Data entries:
####
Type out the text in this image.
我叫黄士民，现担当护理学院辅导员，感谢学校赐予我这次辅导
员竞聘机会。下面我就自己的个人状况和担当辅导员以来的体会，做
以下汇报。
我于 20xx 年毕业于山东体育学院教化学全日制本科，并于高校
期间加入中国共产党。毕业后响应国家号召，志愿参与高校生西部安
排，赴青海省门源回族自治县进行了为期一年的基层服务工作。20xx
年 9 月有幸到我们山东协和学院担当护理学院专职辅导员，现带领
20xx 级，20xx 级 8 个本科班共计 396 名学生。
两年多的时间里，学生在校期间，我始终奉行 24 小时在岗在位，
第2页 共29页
####
Task to carry out: Restate all of the entries exactly, please.

The result:
Type out the text in this image.
我叫黄士民，现担当护理学院辅导员，感谢学校赐予我这次辅导
员竞聘机会。下面我就自己的个人状况和担当辅导员以来的体会，做
以下汇报。
我于 20xx 年毕业于山东体育学院教化学全日制本科，并于高校
期间加入中国共产党。毕业后响应国家号召，志愿参与高校生西部安
排，赴青海省门源回族自治县进行了为期一年的基层服务工作。20xx
年 9 月有幸到我们山东协和学院担当护理学院专职辅导员，现带领
20xx 级，20xx 级 8 个本科班共计 396 名学生。
两年多的时间里，学生在校期间，我始终奉行 24 小时在岗在位，
第2页 共29页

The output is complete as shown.